Dataset items
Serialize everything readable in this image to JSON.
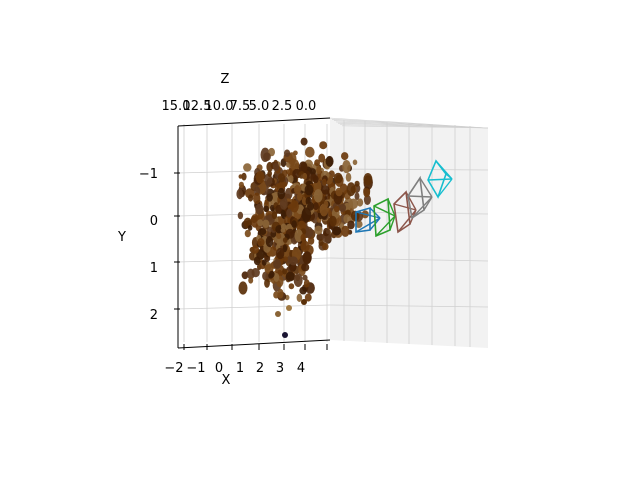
{
  "chart_data": {
    "type": "scatter",
    "projection": "3d",
    "title": "",
    "xlabel": "X",
    "ylabel": "Y",
    "zlabel": "Z",
    "x_ticks": [
      "−2",
      "−1",
      "0",
      "1",
      "2",
      "3",
      "4"
    ],
    "y_ticks": [
      "−1",
      "0",
      "1",
      "2"
    ],
    "z_ticks": [
      "15.0",
      "12.5",
      "10.0",
      "7.5",
      "5.0",
      "2.5",
      "0.0"
    ],
    "xlim": [
      -2.3,
      5.0
    ],
    "ylim": [
      2.8,
      -1.8
    ],
    "zlim": [
      0,
      15.5
    ],
    "grid": true,
    "point_cloud": {
      "description": "reconstructed 3D points, brown tones",
      "color": "#5a2f08",
      "approx_count": 600
    },
    "camera_frustums": [
      {
        "color": "#1f77b4"
      },
      {
        "color": "#2ca02c"
      },
      {
        "color": "#8c564b"
      },
      {
        "color": "#7f7f7f"
      },
      {
        "color": "#17becf"
      }
    ],
    "colors": {
      "grid": "#d0d0d0",
      "pane": "#f2f2f2",
      "axis": "#000000"
    }
  }
}
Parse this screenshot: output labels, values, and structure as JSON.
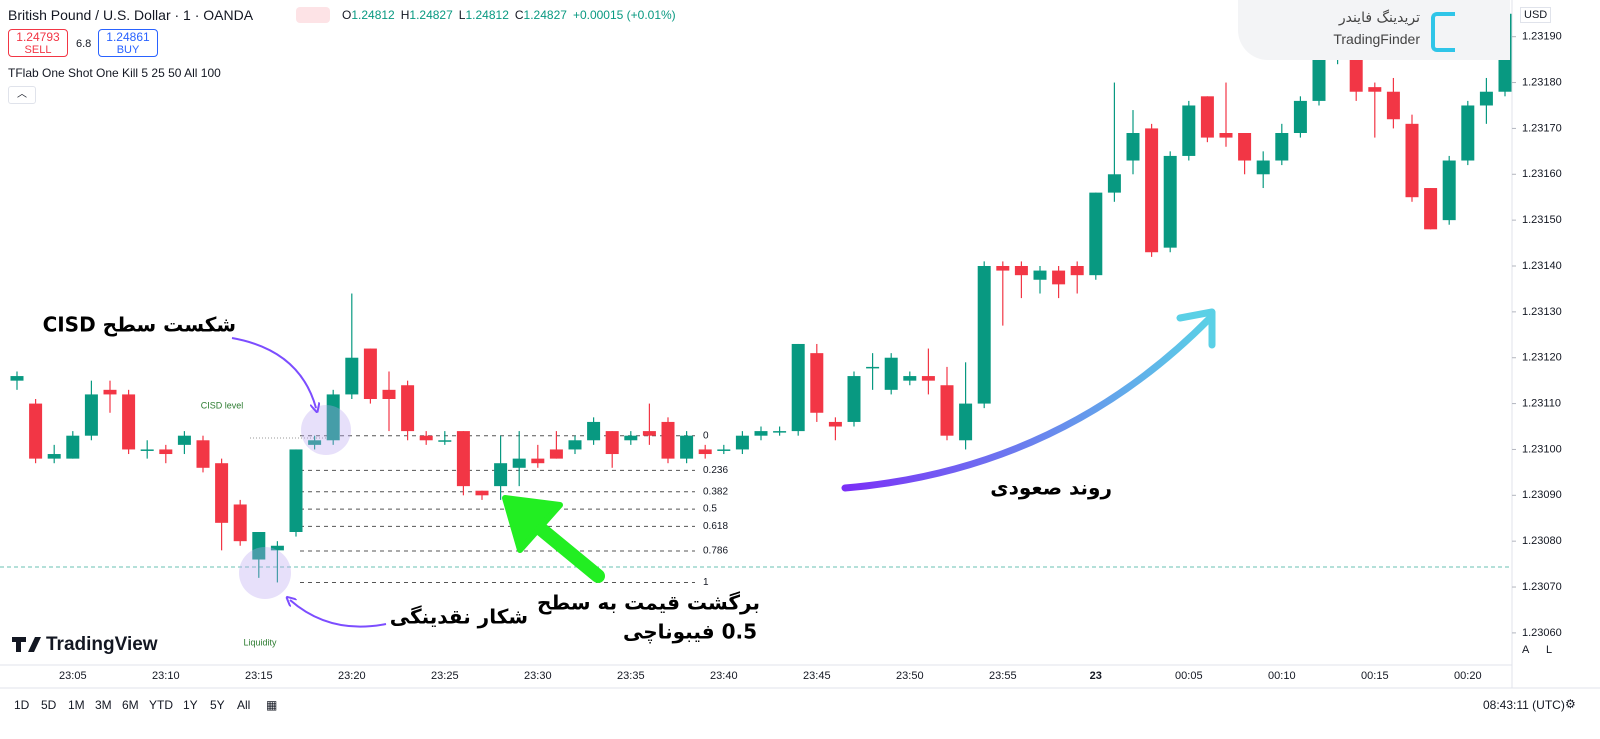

■ Aim of the task:
Using the records above, select and copy every line that has the word "this".

■ The response:
Serialize everything readable in this image to JSON.
Parse this screenshot: output labels, values, and structure as JSON.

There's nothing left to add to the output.